■ Exercise instructions:
Type out the records that follow, exactly as given.

:: Stored data

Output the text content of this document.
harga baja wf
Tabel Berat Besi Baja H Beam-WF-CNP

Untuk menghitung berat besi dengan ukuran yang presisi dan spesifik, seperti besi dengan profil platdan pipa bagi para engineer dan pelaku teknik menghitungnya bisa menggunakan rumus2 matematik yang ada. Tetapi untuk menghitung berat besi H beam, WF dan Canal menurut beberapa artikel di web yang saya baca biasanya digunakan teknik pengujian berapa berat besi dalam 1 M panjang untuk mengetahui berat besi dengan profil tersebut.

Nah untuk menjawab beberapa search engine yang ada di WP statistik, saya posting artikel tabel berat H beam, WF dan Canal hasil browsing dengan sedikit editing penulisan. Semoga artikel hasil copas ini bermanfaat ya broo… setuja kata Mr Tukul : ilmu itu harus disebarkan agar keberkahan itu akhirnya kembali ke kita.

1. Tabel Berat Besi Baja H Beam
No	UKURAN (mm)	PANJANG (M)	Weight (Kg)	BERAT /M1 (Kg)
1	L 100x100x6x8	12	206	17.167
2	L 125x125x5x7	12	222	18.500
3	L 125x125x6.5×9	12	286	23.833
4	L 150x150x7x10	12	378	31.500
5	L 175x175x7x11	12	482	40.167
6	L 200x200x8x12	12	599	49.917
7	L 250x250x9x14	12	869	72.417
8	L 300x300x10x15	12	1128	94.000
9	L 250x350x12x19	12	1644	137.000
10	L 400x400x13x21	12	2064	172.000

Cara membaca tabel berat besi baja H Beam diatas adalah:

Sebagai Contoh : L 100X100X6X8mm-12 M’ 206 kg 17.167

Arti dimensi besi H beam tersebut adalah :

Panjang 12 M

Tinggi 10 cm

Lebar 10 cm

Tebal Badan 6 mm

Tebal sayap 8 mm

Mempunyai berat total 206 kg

::::

■ Answer to the problem:
Output the text content of this document.
harga baja wf
Tabel Berat Besi Baja H Beam-WF-CNP

Untuk menghitung berat besi dengan ukuran yang presisi dan spesifik, seperti besi dengan profil platdan pipa bagi para engineer dan pelaku teknik menghitungnya bisa menggunakan rumus2 matematik yang ada. Tetapi untuk menghitung berat besi H beam, WF dan Canal menurut beberapa artikel di web yang saya baca biasanya digunakan teknik pengujian berapa berat besi dalam 1 M panjang untuk mengetahui berat besi dengan profil tersebut.

Nah untuk menjawab beberapa search engine yang ada di WP statistik, saya posting artikel tabel berat H beam, WF dan Canal hasil browsing dengan sedikit editing penulisan. Semoga artikel hasil copas ini bermanfaat ya broo… setuja kata Mr Tukul : ilmu itu harus disebarkan agar keberkahan itu akhirnya kembali ke kita.

1. Tabel Berat Besi Baja H Beam
No	UKURAN (mm)	PANJANG (M)	Weight (Kg)	BERAT /M1 (Kg)
1	L 100x100x6x8	12	206	17.167
2	L 125x125x5x7	12	222	18.500
3	L 125x125x6.5×9	12	286	23.833
4	L 150x150x7x10	12	378	31.500
5	L 175x175x7x11	12	482	40.167
6	L 200x200x8x12	12	599	49.917
7	L 250x250x9x14	12	869	72.417
8	L 300x300x10x15	12	1128	94.000
9	L 250x350x12x19	12	1644	137.000
10	L 400x400x13x21	12	2064	172.000

Cara membaca tabel berat besi baja H Beam diatas adalah:

Sebagai Contoh : L 100X100X6X8mm-12 M’ 206 kg 17.167

Arti dimensi besi H beam tersebut adalah :

Panjang 12 M

Tinggi 10 cm

Lebar 10 cm

Tebal Badan 6 mm

Tebal sayap 8 mm

Mempunyai berat total 206 kg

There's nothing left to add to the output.